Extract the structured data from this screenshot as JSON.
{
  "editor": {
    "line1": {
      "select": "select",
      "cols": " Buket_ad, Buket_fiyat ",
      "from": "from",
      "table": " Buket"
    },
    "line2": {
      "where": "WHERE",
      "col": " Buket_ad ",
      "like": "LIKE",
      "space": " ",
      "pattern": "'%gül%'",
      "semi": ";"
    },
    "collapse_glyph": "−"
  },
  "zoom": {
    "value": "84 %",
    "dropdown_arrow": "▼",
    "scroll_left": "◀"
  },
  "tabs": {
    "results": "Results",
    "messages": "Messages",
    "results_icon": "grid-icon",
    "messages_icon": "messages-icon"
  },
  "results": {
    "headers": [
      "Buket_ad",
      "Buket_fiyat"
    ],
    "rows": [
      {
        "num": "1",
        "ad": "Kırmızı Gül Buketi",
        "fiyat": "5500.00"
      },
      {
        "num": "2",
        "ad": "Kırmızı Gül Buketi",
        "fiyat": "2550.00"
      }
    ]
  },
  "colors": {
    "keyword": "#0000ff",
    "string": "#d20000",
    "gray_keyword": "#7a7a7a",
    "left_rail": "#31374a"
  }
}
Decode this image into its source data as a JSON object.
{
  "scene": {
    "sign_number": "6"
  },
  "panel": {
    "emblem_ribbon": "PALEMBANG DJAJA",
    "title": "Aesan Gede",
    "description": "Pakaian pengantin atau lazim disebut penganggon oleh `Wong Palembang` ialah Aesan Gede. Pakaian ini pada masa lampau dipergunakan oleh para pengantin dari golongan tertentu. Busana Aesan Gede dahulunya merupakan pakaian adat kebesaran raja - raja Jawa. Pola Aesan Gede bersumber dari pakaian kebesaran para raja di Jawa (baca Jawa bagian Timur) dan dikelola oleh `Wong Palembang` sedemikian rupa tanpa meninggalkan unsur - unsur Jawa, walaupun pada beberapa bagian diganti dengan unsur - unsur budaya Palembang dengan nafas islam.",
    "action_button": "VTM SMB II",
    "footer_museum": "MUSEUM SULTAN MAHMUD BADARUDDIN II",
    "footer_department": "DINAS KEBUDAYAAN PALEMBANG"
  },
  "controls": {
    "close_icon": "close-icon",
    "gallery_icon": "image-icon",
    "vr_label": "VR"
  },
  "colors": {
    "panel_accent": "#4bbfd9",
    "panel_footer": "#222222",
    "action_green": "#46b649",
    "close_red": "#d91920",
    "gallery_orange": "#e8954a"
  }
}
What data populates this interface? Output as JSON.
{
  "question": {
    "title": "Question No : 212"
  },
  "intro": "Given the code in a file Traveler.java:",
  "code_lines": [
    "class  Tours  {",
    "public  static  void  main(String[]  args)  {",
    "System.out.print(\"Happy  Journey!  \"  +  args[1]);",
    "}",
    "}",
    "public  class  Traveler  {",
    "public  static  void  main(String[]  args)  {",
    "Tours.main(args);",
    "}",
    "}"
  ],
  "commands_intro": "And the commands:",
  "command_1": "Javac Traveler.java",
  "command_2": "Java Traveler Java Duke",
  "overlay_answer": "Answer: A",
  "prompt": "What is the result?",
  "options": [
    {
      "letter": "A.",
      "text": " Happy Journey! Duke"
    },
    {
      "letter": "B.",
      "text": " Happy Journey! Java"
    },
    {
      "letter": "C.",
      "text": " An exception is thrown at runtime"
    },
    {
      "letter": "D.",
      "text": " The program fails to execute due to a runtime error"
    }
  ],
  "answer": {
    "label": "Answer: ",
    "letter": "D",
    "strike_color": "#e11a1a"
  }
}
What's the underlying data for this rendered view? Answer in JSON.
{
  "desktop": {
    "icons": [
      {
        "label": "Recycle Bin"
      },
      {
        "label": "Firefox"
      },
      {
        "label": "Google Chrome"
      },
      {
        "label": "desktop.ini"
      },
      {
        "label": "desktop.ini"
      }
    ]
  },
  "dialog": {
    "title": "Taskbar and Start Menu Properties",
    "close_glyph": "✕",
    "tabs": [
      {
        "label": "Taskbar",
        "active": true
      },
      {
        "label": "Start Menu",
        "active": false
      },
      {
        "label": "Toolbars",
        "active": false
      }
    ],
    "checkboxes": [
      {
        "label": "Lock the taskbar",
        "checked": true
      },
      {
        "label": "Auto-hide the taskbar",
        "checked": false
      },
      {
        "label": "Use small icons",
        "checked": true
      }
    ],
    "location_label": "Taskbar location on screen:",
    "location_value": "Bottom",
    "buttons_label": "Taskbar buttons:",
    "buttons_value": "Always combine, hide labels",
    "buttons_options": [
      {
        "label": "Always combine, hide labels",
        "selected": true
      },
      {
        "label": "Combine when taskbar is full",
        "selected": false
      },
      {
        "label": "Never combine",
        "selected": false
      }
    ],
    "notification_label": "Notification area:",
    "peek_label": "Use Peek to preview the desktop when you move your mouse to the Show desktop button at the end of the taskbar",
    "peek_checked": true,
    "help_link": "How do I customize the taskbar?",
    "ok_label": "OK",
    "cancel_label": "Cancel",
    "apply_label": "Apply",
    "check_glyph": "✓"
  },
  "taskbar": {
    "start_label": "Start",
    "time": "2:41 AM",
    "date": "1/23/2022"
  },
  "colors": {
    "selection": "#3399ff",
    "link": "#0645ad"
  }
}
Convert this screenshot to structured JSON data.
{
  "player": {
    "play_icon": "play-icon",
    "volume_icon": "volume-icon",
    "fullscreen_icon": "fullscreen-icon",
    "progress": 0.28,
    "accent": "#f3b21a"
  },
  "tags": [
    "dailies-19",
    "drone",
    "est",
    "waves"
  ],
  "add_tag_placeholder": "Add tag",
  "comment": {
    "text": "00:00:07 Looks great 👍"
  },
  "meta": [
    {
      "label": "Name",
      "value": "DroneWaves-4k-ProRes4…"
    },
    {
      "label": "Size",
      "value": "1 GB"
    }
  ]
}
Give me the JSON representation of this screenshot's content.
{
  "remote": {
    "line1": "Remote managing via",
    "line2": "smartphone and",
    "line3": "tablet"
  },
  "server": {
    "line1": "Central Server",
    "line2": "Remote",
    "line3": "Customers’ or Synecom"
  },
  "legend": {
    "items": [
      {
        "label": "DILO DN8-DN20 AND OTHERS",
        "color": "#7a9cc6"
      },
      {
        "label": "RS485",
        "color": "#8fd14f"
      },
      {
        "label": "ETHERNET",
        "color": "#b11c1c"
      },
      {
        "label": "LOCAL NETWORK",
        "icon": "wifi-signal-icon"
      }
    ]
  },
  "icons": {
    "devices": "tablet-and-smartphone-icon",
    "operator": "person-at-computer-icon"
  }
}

_____

Work to complete: Your task is to return the full listing exactly as it was given.

Exercise result:
Extract the structured data from this screenshot as JSON.
{
  "editor": {
    "line1": {
      "select": "select",
      "cols": " Buket_ad, Buket_fiyat ",
      "from": "from",
      "table": " Buket"
    },
    "line2": {
      "where": "WHERE",
      "col": " Buket_ad ",
      "like": "LIKE",
      "space": " ",
      "pattern": "'%gül%'",
      "semi": ";"
    },
    "collapse_glyph": "−"
  },
  "zoom": {
    "value": "84 %",
    "dropdown_arrow": "▼",
    "scroll_left": "◀"
  },
  "tabs": {
    "results": "Results",
    "messages": "Messages",
    "results_icon": "grid-icon",
    "messages_icon": "messages-icon"
  },
  "results": {
    "headers": [
      "Buket_ad",
      "Buket_fiyat"
    ],
    "rows": [
      {
        "num": "1",
        "ad": "Kırmızı Gül Buketi",
        "fiyat": "5500.00"
      },
      {
        "num": "2",
        "ad": "Kırmızı Gül Buketi",
        "fiyat": "2550.00"
      }
    ]
  },
  "colors": {
    "keyword": "#0000ff",
    "string": "#d20000",
    "gray_keyword": "#7a7a7a",
    "left_rail": "#31374a"
  }
}
Decode this image into its source data as a JSON object.
{
  "scene": {
    "sign_number": "6"
  },
  "panel": {
    "emblem_ribbon": "PALEMBANG DJAJA",
    "title": "Aesan Gede",
    "description": "Pakaian pengantin atau lazim disebut penganggon oleh `Wong Palembang` ialah Aesan Gede. Pakaian ini pada masa lampau dipergunakan oleh para pengantin dari golongan tertentu. Busana Aesan Gede dahulunya merupakan pakaian adat kebesaran raja - raja Jawa. Pola Aesan Gede bersumber dari pakaian kebesaran para raja di Jawa (baca Jawa bagian Timur) dan dikelola oleh `Wong Palembang` sedemikian rupa tanpa meninggalkan unsur - unsur Jawa, walaupun pada beberapa bagian diganti dengan unsur - unsur budaya Palembang dengan nafas islam.",
    "action_button": "VTM SMB II",
    "footer_museum": "MUSEUM SULTAN MAHMUD BADARUDDIN II",
    "footer_department": "DINAS KEBUDAYAAN PALEMBANG"
  },
  "controls": {
    "close_icon": "close-icon",
    "gallery_icon": "image-icon",
    "vr_label": "VR"
  },
  "colors": {
    "panel_accent": "#4bbfd9",
    "panel_footer": "#222222",
    "action_green": "#46b649",
    "close_red": "#d91920",
    "gallery_orange": "#e8954a"
  }
}
What data populates this interface? Output as JSON.
{
  "question": {
    "title": "Question No : 212"
  },
  "intro": "Given the code in a file Traveler.java:",
  "code_lines": [
    "class  Tours  {",
    "public  static  void  main(String[]  args)  {",
    "System.out.print(\"Happy  Journey!  \"  +  args[1]);",
    "}",
    "}",
    "public  class  Traveler  {",
    "public  static  void  main(String[]  args)  {",
    "Tours.main(args);",
    "}",
    "}"
  ],
  "commands_intro": "And the commands:",
  "command_1": "Javac Traveler.java",
  "command_2": "Java Traveler Java Duke",
  "overlay_answer": "Answer: A",
  "prompt": "What is the result?",
  "options": [
    {
      "letter": "A.",
      "text": " Happy Journey! Duke"
    },
    {
      "letter": "B.",
      "text": " Happy Journey! Java"
    },
    {
      "letter": "C.",
      "text": " An exception is thrown at runtime"
    },
    {
      "letter": "D.",
      "text": " The program fails to execute due to a runtime error"
    }
  ],
  "answer": {
    "label": "Answer: ",
    "letter": "D",
    "strike_color": "#e11a1a"
  }
}
What's the underlying data for this rendered view? Answer in JSON.
{
  "desktop": {
    "icons": [
      {
        "label": "Recycle Bin"
      },
      {
        "label": "Firefox"
      },
      {
        "label": "Google Chrome"
      },
      {
        "label": "desktop.ini"
      },
      {
        "label": "desktop.ini"
      }
    ]
  },
  "dialog": {
    "title": "Taskbar and Start Menu Properties",
    "close_glyph": "✕",
    "tabs": [
      {
        "label": "Taskbar",
        "active": true
      },
      {
        "label": "Start Menu",
        "active": false
      },
      {
        "label": "Toolbars",
        "active": false
      }
    ],
    "checkboxes": [
      {
        "label": "Lock the taskbar",
        "checked": true
      },
      {
        "label": "Auto-hide the taskbar",
        "checked": false
      },
      {
        "label": "Use small icons",
        "checked": true
      }
    ],
    "location_label": "Taskbar location on screen:",
    "location_value": "Bottom",
    "buttons_label": "Taskbar buttons:",
    "buttons_value": "Always combine, hide labels",
    "buttons_options": [
      {
        "label": "Always combine, hide labels",
        "selected": true
      },
      {
        "label": "Combine when taskbar is full",
        "selected": false
      },
      {
        "label": "Never combine",
        "selected": false
      }
    ],
    "notification_label": "Notification area:",
    "peek_label": "Use Peek to preview the desktop when you move your mouse to the Show desktop button at the end of the taskbar",
    "peek_checked": true,
    "help_link": "How do I customize the taskbar?",
    "ok_label": "OK",
    "cancel_label": "Cancel",
    "apply_label": "Apply",
    "check_glyph": "✓"
  },
  "taskbar": {
    "start_label": "Start",
    "time": "2:41 AM",
    "date": "1/23/2022"
  },
  "colors": {
    "selection": "#3399ff",
    "link": "#0645ad"
  }
}
Convert this screenshot to structured JSON data.
{
  "player": {
    "play_icon": "play-icon",
    "volume_icon": "volume-icon",
    "fullscreen_icon": "fullscreen-icon",
    "progress": 0.28,
    "accent": "#f3b21a"
  },
  "tags": [
    "dailies-19",
    "drone",
    "est",
    "waves"
  ],
  "add_tag_placeholder": "Add tag",
  "comment": {
    "text": "00:00:07 Looks great 👍"
  },
  "meta": [
    {
      "label": "Name",
      "value": "DroneWaves-4k-ProRes4…"
    },
    {
      "label": "Size",
      "value": "1 GB"
    }
  ]
}
Give me the JSON representation of this screenshot's content.
{
  "remote": {
    "line1": "Remote managing via",
    "line2": "smartphone and",
    "line3": "tablet"
  },
  "server": {
    "line1": "Central Server",
    "line2": "Remote",
    "line3": "Customers’ or Synecom"
  },
  "legend": {
    "items": [
      {
        "label": "DILO DN8-DN20 AND OTHERS",
        "color": "#7a9cc6"
      },
      {
        "label": "RS485",
        "color": "#8fd14f"
      },
      {
        "label": "ETHERNET",
        "color": "#b11c1c"
      },
      {
        "label": "LOCAL NETWORK",
        "icon": "wifi-signal-icon"
      }
    ]
  },
  "icons": {
    "devices": "tablet-and-smartphone-icon",
    "operator": "person-at-computer-icon"
  }
}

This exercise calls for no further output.